** START OF Provided records **
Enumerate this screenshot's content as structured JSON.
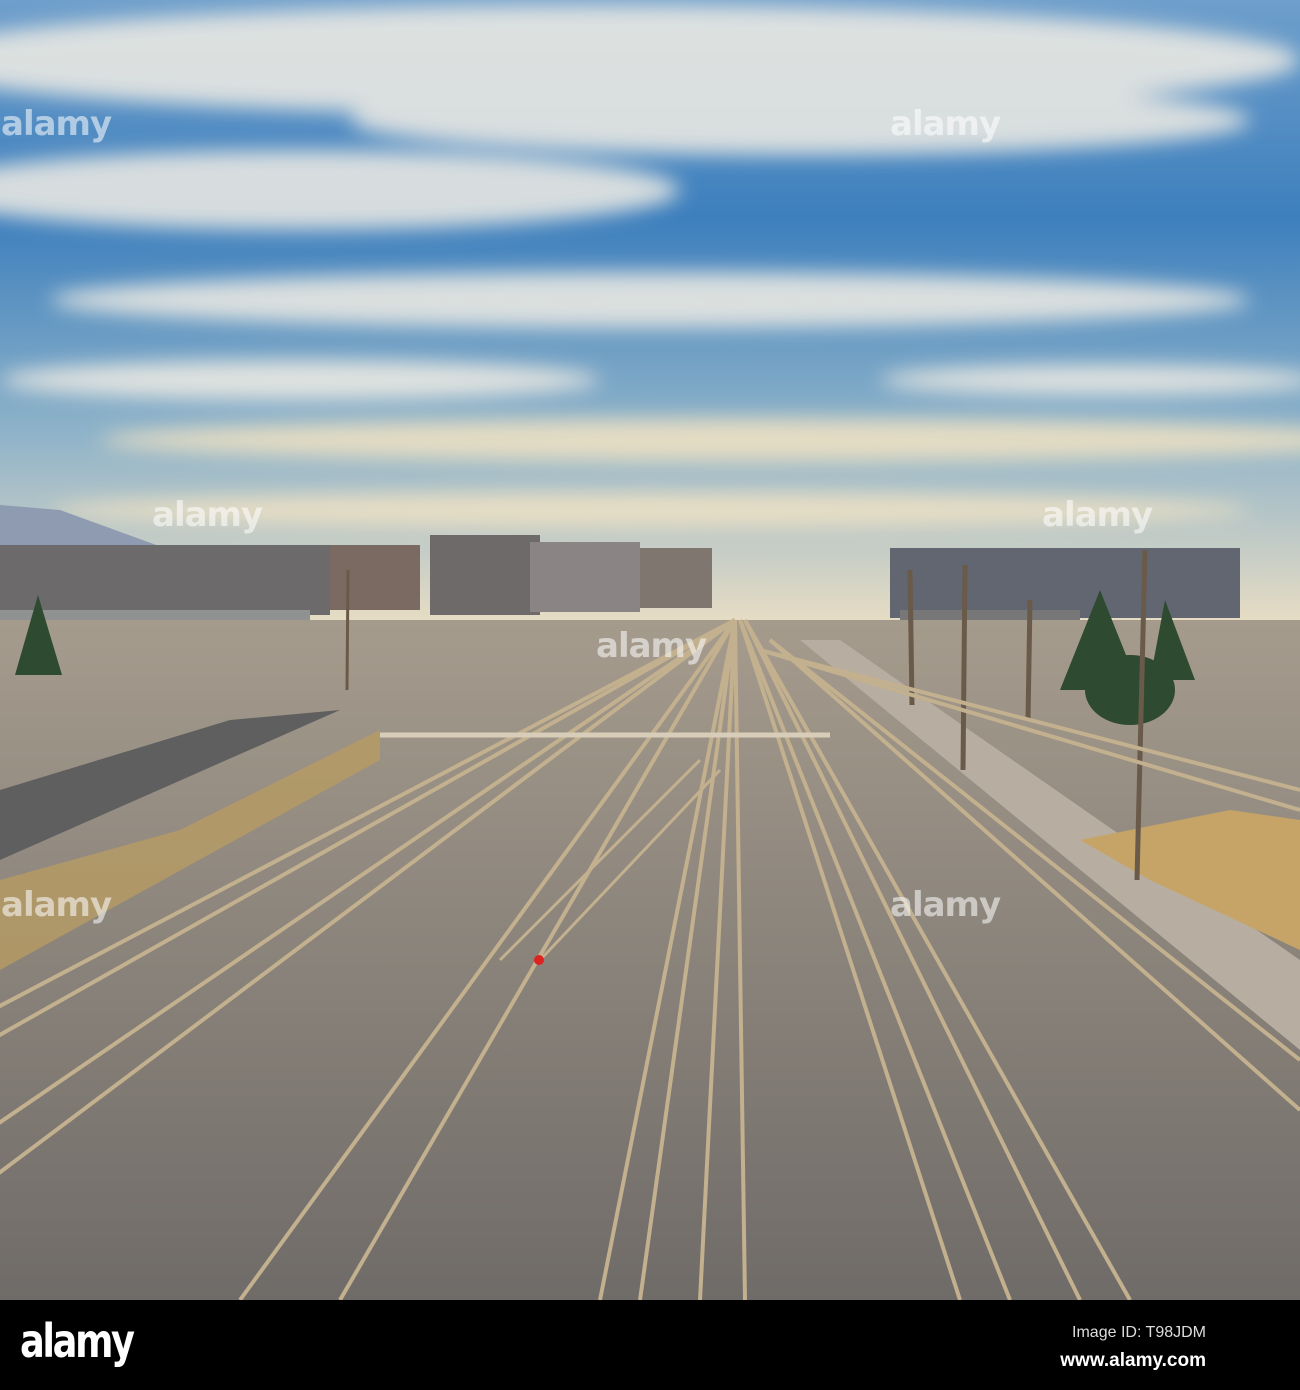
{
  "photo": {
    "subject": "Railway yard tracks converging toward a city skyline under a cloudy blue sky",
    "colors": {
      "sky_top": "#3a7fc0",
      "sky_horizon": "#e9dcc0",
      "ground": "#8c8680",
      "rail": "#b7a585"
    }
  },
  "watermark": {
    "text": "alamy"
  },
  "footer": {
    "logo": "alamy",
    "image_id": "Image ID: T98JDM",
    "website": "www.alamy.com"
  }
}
** END OF Provided records **
Aim -> An exact transcription of all the entries is required, without the pictures.

Exercise response ->
Enumerate this screenshot's content as structured JSON.
{
  "photo": {
    "subject": "Railway yard tracks converging toward a city skyline under a cloudy blue sky",
    "colors": {
      "sky_top": "#3a7fc0",
      "sky_horizon": "#e9dcc0",
      "ground": "#8c8680",
      "rail": "#b7a585"
    }
  },
  "watermark": {
    "text": "alamy"
  },
  "footer": {
    "logo": "alamy",
    "image_id": "Image ID: T98JDM",
    "website": "www.alamy.com"
  }
}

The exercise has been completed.